**TASK DESCRIPTION**
Write out the data again exactly, skipping every picture.

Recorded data
──────────

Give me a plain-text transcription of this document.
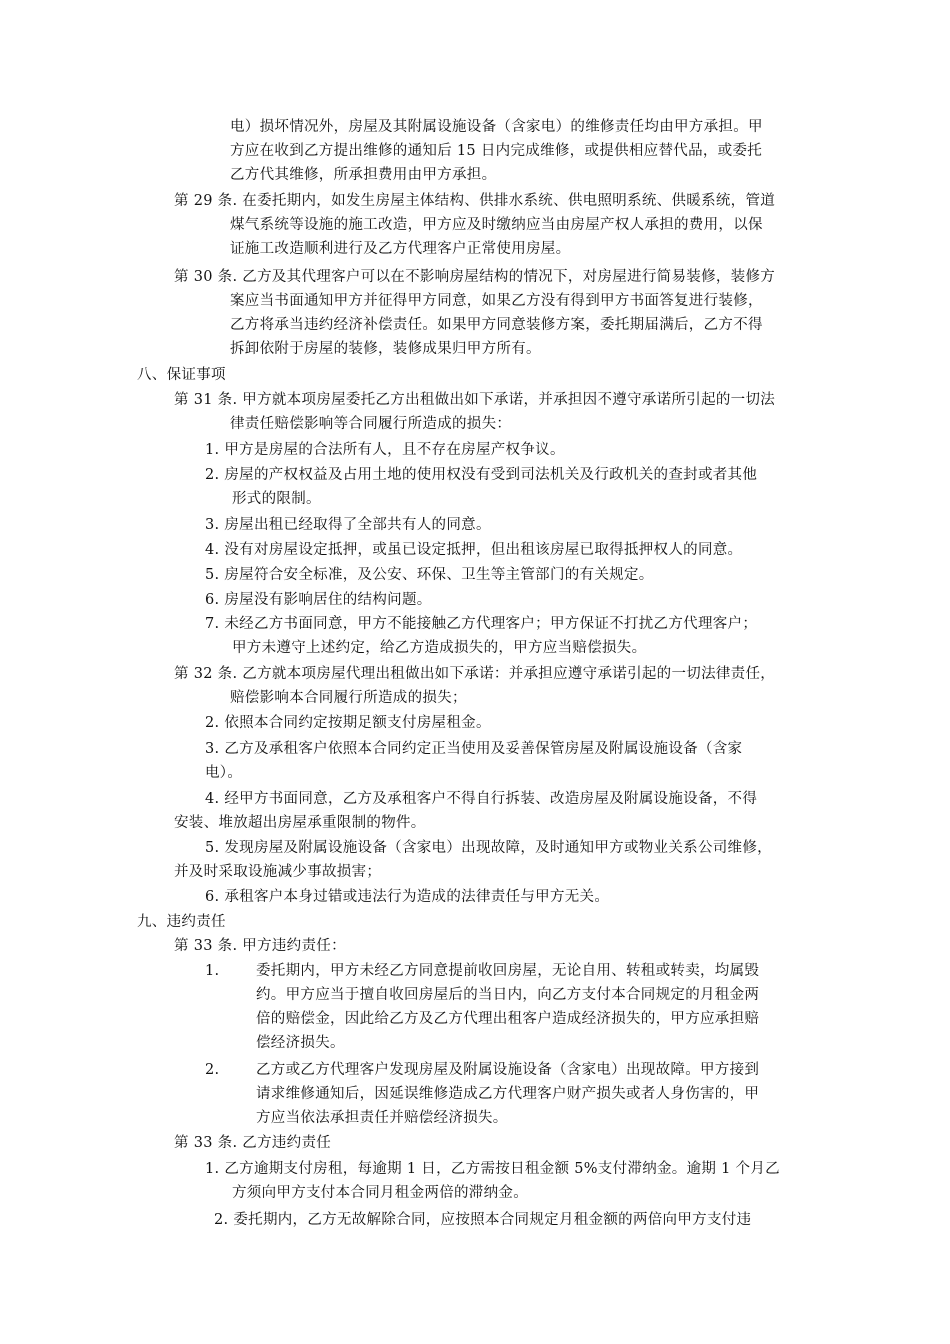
电）损坏情况外，房屋及其附属设施设备（含家电）的维修责任均由甲方承担。甲
方应在收到乙方提出维修的通知后 15 日内完成维修，或提供相应替代品，或委托
乙方代其维修，所承担费用由甲方承担。
第 29 条. 在委托期内，如发生房屋主体结构、供排水系统、供电照明系统、供暖系统，管道
煤气系统等设施的施工改造，甲方应及时缴纳应当由房屋产权人承担的费用，以保
证施工改造顺利进行及乙方代理客户正常使用房屋。
第 30 条. 乙方及其代理客户可以在不影响房屋结构的情况下，对房屋进行简易装修，装修方
案应当书面通知甲方并征得甲方同意，如果乙方没有得到甲方书面答复进行装修，
乙方将承当违约经济补偿责任。如果甲方同意装修方案，委托期届满后，乙方不得
拆卸依附于房屋的装修，装修成果归甲方所有。
八、保证事项
第 31 条. 甲方就本项房屋委托乙方出租做出如下承诺，并承担因不遵守承诺所引起的一切法
律责任赔偿影响等合同履行所造成的损失：
1. 甲方是房屋的合法所有人，且不存在房屋产权争议。
2. 房屋的产权权益及占用土地的使用权没有受到司法机关及行政机关的查封或者其他
形式的限制。
3. 房屋出租已经取得了全部共有人的同意。
4. 没有对房屋设定抵押，或虽已设定抵押，但出租该房屋已取得抵押权人的同意。
5. 房屋符合安全标准，及公安、环保、卫生等主管部门的有关规定。
6. 房屋没有影响居住的结构问题。
7. 未经乙方书面同意，甲方不能接触乙方代理客户；甲方保证不打扰乙方代理客户；
甲方未遵守上述约定，给乙方造成损失的，甲方应当赔偿损失。
第 32 条. 乙方就本项房屋代理出租做出如下承诺：并承担应遵守承诺引起的一切法律责任，
赔偿影响本合同履行所造成的损失；
2. 依照本合同约定按期足额支付房屋租金。
3. 乙方及承租客户依照本合同约定正当使用及妥善保管房屋及附属设施设备（含家
电）。
4. 经甲方书面同意，乙方及承租客户不得自行拆装、改造房屋及附属设施设备，不得
安装、堆放超出房屋承重限制的物件。
5. 发现房屋及附属设施设备（含家电）出现故障，及时通知甲方或物业关系公司维修，
并及时采取设施减少事故损害；
6. 承租客户本身过错或违法行为造成的法律责任与甲方无关。
九、违约责任
第 33 条. 甲方违约责任：
1.	委托期内，甲方未经乙方同意提前收回房屋，无论自用、转租或转卖，均属毁
约。甲方应当于擅自收回房屋后的当日内，向乙方支付本合同规定的月租金两
倍的赔偿金，因此给乙方及乙方代理出租客户造成经济损失的，甲方应承担赔
偿经济损失。
2.	乙方或乙方代理客户发现房屋及附属设施设备（含家电）出现故障。甲方接到
请求维修通知后，因延误维修造成乙方代理客户财产损失或者人身伤害的，甲
方应当依法承担责任并赔偿经济损失。
第 33 条. 乙方违约责任
1. 乙方逾期支付房租，每逾期 1 日，乙方需按日租金额 5%支付滞纳金。逾期 1 个月乙
方须向甲方支付本合同月租金两倍的滞纳金。
2. 委托期内，乙方无故解除合同，应按照本合同规定月租金额的两倍向甲方支付违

──────────

**EXERCISE SOLUTION**
Give me a plain-text transcription of this document.
电）损坏情况外，房屋及其附属设施设备（含家电）的维修责任均由甲方承担。甲
方应在收到乙方提出维修的通知后 15 日内完成维修，或提供相应替代品，或委托
乙方代其维修，所承担费用由甲方承担。
第 29 条. 在委托期内，如发生房屋主体结构、供排水系统、供电照明系统、供暖系统，管道
煤气系统等设施的施工改造，甲方应及时缴纳应当由房屋产权人承担的费用，以保
证施工改造顺利进行及乙方代理客户正常使用房屋。
第 30 条. 乙方及其代理客户可以在不影响房屋结构的情况下，对房屋进行简易装修，装修方
案应当书面通知甲方并征得甲方同意，如果乙方没有得到甲方书面答复进行装修，
乙方将承当违约经济补偿责任。如果甲方同意装修方案，委托期届满后，乙方不得
拆卸依附于房屋的装修，装修成果归甲方所有。
八、保证事项
第 31 条. 甲方就本项房屋委托乙方出租做出如下承诺，并承担因不遵守承诺所引起的一切法
律责任赔偿影响等合同履行所造成的损失：
1. 甲方是房屋的合法所有人，且不存在房屋产权争议。
2. 房屋的产权权益及占用土地的使用权没有受到司法机关及行政机关的查封或者其他
形式的限制。
3. 房屋出租已经取得了全部共有人的同意。
4. 没有对房屋设定抵押，或虽已设定抵押，但出租该房屋已取得抵押权人的同意。
5. 房屋符合安全标准，及公安、环保、卫生等主管部门的有关规定。
6. 房屋没有影响居住的结构问题。
7. 未经乙方书面同意，甲方不能接触乙方代理客户；甲方保证不打扰乙方代理客户；
甲方未遵守上述约定，给乙方造成损失的，甲方应当赔偿损失。
第 32 条. 乙方就本项房屋代理出租做出如下承诺：并承担应遵守承诺引起的一切法律责任，
赔偿影响本合同履行所造成的损失；
2. 依照本合同约定按期足额支付房屋租金。
3. 乙方及承租客户依照本合同约定正当使用及妥善保管房屋及附属设施设备（含家
电）。
4. 经甲方书面同意，乙方及承租客户不得自行拆装、改造房屋及附属设施设备，不得
安装、堆放超出房屋承重限制的物件。
5. 发现房屋及附属设施设备（含家电）出现故障，及时通知甲方或物业关系公司维修，
并及时采取设施减少事故损害；
6. 承租客户本身过错或违法行为造成的法律责任与甲方无关。
九、违约责任
第 33 条. 甲方违约责任：
1.	委托期内，甲方未经乙方同意提前收回房屋，无论自用、转租或转卖，均属毁
约。甲方应当于擅自收回房屋后的当日内，向乙方支付本合同规定的月租金两
倍的赔偿金，因此给乙方及乙方代理出租客户造成经济损失的，甲方应承担赔
偿经济损失。
2.	乙方或乙方代理客户发现房屋及附属设施设备（含家电）出现故障。甲方接到
请求维修通知后，因延误维修造成乙方代理客户财产损失或者人身伤害的，甲
方应当依法承担责任并赔偿经济损失。
第 33 条. 乙方违约责任
1. 乙方逾期支付房租，每逾期 1 日，乙方需按日租金额 5%支付滞纳金。逾期 1 个月乙
方须向甲方支付本合同月租金两倍的滞纳金。
2. 委托期内，乙方无故解除合同，应按照本合同规定月租金额的两倍向甲方支付违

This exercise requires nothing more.